Description of the task: Repeat the records below exactly, leaving out any pictures.

#### Records supplied ####

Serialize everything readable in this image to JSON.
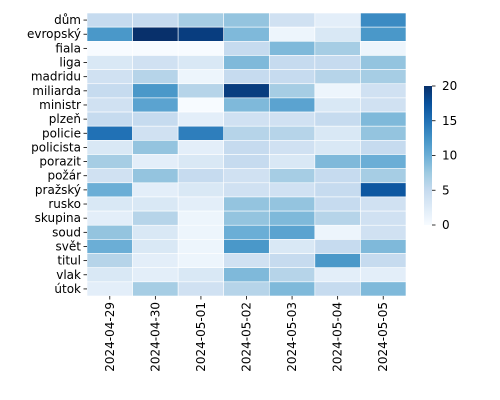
{
  "chart_data": {
    "type": "heatmap",
    "title": "",
    "xlabel": "",
    "ylabel": "",
    "x": [
      "2024-04-29",
      "2024-04-30",
      "2024-05-01",
      "2024-05-02",
      "2024-05-03",
      "2024-05-04",
      "2024-05-05"
    ],
    "y": [
      "dům",
      "evropský",
      "fiala",
      "liga",
      "madridu",
      "miliarda",
      "ministr",
      "plzeň",
      "policie",
      "policista",
      "porazit",
      "požár",
      "pražský",
      "rusko",
      "skupina",
      "soud",
      "svět",
      "titul",
      "vlak",
      "útok"
    ],
    "values": [
      [
        5,
        5,
        7,
        8,
        4,
        2,
        13
      ],
      [
        12,
        20,
        19,
        9,
        1,
        3,
        12
      ],
      [
        0,
        0,
        0,
        5,
        9,
        7,
        1
      ],
      [
        3,
        4,
        3,
        9,
        5,
        5,
        8
      ],
      [
        4,
        6,
        1,
        5,
        5,
        6,
        7
      ],
      [
        5,
        12,
        6,
        19,
        7,
        1,
        4
      ],
      [
        4,
        11,
        0,
        9,
        11,
        3,
        4
      ],
      [
        5,
        5,
        2,
        4,
        4,
        5,
        9
      ],
      [
        15,
        4,
        14,
        6,
        6,
        3,
        8
      ],
      [
        3,
        8,
        2,
        5,
        4,
        3,
        5
      ],
      [
        7,
        2,
        3,
        5,
        3,
        9,
        10
      ],
      [
        4,
        8,
        5,
        4,
        7,
        5,
        7
      ],
      [
        10,
        2,
        3,
        4,
        4,
        5,
        17
      ],
      [
        3,
        3,
        2,
        8,
        8,
        5,
        4
      ],
      [
        2,
        6,
        1,
        8,
        9,
        6,
        4
      ],
      [
        8,
        3,
        1,
        10,
        11,
        1,
        4
      ],
      [
        10,
        3,
        1,
        12,
        3,
        5,
        9
      ],
      [
        6,
        2,
        1,
        4,
        5,
        12,
        5
      ],
      [
        3,
        2,
        3,
        9,
        6,
        2,
        2
      ],
      [
        2,
        7,
        4,
        6,
        9,
        5,
        9
      ]
    ],
    "vmin": 0,
    "vmax": 20,
    "colormap": "Blues",
    "colorbar": {
      "ticks": [
        0,
        5,
        10,
        15,
        20
      ],
      "tick_labels": [
        "0",
        "5",
        "10",
        "15",
        "20"
      ]
    },
    "grid": false
  }
}
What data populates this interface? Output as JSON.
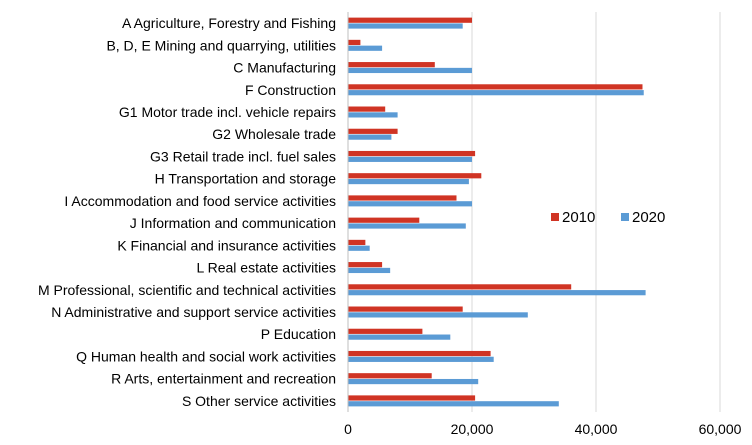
{
  "chart_data": {
    "type": "bar",
    "orientation": "horizontal",
    "title": "",
    "xlabel": "",
    "ylabel": "",
    "categories": [
      "A Agriculture, Forestry and Fishing",
      "B, D, E Mining and quarrying, utilities",
      "C Manufacturing",
      "F Construction",
      "G1 Motor trade incl. vehicle repairs",
      "G2 Wholesale trade",
      "G3 Retail trade incl. fuel sales",
      "H Transportation and storage",
      "I Accommodation and food service activities",
      "J Information and communication",
      "K Financial and insurance activities",
      "L Real estate activities",
      "M Professional, scientific and technical activities",
      "N Administrative and support service activities",
      "P Education",
      "Q Human health and social work activities",
      "R Arts, entertainment and recreation",
      "S Other service activities"
    ],
    "series": [
      {
        "name": "2010",
        "color": "#d03424",
        "values": [
          20000,
          2000,
          14000,
          47500,
          6000,
          8000,
          20500,
          21500,
          17500,
          11500,
          2800,
          5500,
          36000,
          18500,
          12000,
          23000,
          13500,
          20500
        ]
      },
      {
        "name": "2020",
        "color": "#5b9bd5",
        "values": [
          18500,
          5500,
          20000,
          47700,
          8000,
          7000,
          20000,
          19500,
          20000,
          19000,
          3500,
          6800,
          48000,
          29000,
          16500,
          23500,
          21000,
          34000
        ]
      }
    ],
    "xlim": [
      0,
      60000
    ],
    "xticks": [
      "0",
      "20,000",
      "40,000",
      "60,000"
    ],
    "xtick_values": [
      0,
      20000,
      40000,
      60000
    ],
    "grid": "vertical",
    "legend_position": "right"
  }
}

####

Written solution:
Serialize everything readable in this image to JSON.
{
  "chart_data": {
    "type": "heatmap",
    "title": "",
    "xlabel": "",
    "ylabel": "",
    "x": [
      "2024-04-29",
      "2024-04-30",
      "2024-05-01",
      "2024-05-02",
      "2024-05-03",
      "2024-05-04",
      "2024-05-05"
    ],
    "y": [
      "dům",
      "evropský",
      "fiala",
      "liga",
      "madridu",
      "miliarda",
      "ministr",
      "plzeň",
      "policie",
      "policista",
      "porazit",
      "požár",
      "pražský",
      "rusko",
      "skupina",
      "soud",
      "svět",
      "titul",
      "vlak",
      "útok"
    ],
    "values": [
      [
        5,
        5,
        7,
        8,
        4,
        2,
        13
      ],
      [
        12,
        20,
        19,
        9,
        1,
        3,
        12
      ],
      [
        0,
        0,
        0,
        5,
        9,
        7,
        1
      ],
      [
        3,
        4,
        3,
        9,
        5,
        5,
        8
      ],
      [
        4,
        6,
        1,
        5,
        5,
        6,
        7
      ],
      [
        5,
        12,
        6,
        19,
        7,
        1,
        4
      ],
      [
        4,
        11,
        0,
        9,
        11,
        3,
        4
      ],
      [
        5,
        5,
        2,
        4,
        4,
        5,
        9
      ],
      [
        15,
        4,
        14,
        6,
        6,
        3,
        8
      ],
      [
        3,
        8,
        2,
        5,
        4,
        3,
        5
      ],
      [
        7,
        2,
        3,
        5,
        3,
        9,
        10
      ],
      [
        4,
        8,
        5,
        4,
        7,
        5,
        7
      ],
      [
        10,
        2,
        3,
        4,
        4,
        5,
        17
      ],
      [
        3,
        3,
        2,
        8,
        8,
        5,
        4
      ],
      [
        2,
        6,
        1,
        8,
        9,
        6,
        4
      ],
      [
        8,
        3,
        1,
        10,
        11,
        1,
        4
      ],
      [
        10,
        3,
        1,
        12,
        3,
        5,
        9
      ],
      [
        6,
        2,
        1,
        4,
        5,
        12,
        5
      ],
      [
        3,
        2,
        3,
        9,
        6,
        2,
        2
      ],
      [
        2,
        7,
        4,
        6,
        9,
        5,
        9
      ]
    ],
    "vmin": 0,
    "vmax": 20,
    "colormap": "Blues",
    "colorbar": {
      "ticks": [
        0,
        5,
        10,
        15,
        20
      ],
      "tick_labels": [
        "0",
        "5",
        "10",
        "15",
        "20"
      ]
    },
    "grid": false
  }
}
What data populates this interface? Output as JSON.
{
  "chart_data": {
    "type": "bar",
    "orientation": "horizontal",
    "title": "",
    "xlabel": "",
    "ylabel": "",
    "categories": [
      "A Agriculture, Forestry and Fishing",
      "B, D, E Mining and quarrying, utilities",
      "C Manufacturing",
      "F Construction",
      "G1 Motor trade incl. vehicle repairs",
      "G2 Wholesale trade",
      "G3 Retail trade incl. fuel sales",
      "H Transportation and storage",
      "I Accommodation and food service activities",
      "J Information and communication",
      "K Financial and insurance activities",
      "L Real estate activities",
      "M Professional, scientific and technical activities",
      "N Administrative and support service activities",
      "P Education",
      "Q Human health and social work activities",
      "R Arts, entertainment and recreation",
      "S Other service activities"
    ],
    "series": [
      {
        "name": "2010",
        "color": "#d03424",
        "values": [
          20000,
          2000,
          14000,
          47500,
          6000,
          8000,
          20500,
          21500,
          17500,
          11500,
          2800,
          5500,
          36000,
          18500,
          12000,
          23000,
          13500,
          20500
        ]
      },
      {
        "name": "2020",
        "color": "#5b9bd5",
        "values": [
          18500,
          5500,
          20000,
          47700,
          8000,
          7000,
          20000,
          19500,
          20000,
          19000,
          3500,
          6800,
          48000,
          29000,
          16500,
          23500,
          21000,
          34000
        ]
      }
    ],
    "xlim": [
      0,
      60000
    ],
    "xticks": [
      "0",
      "20,000",
      "40,000",
      "60,000"
    ],
    "xtick_values": [
      0,
      20000,
      40000,
      60000
    ],
    "grid": "vertical",
    "legend_position": "right"
  }
}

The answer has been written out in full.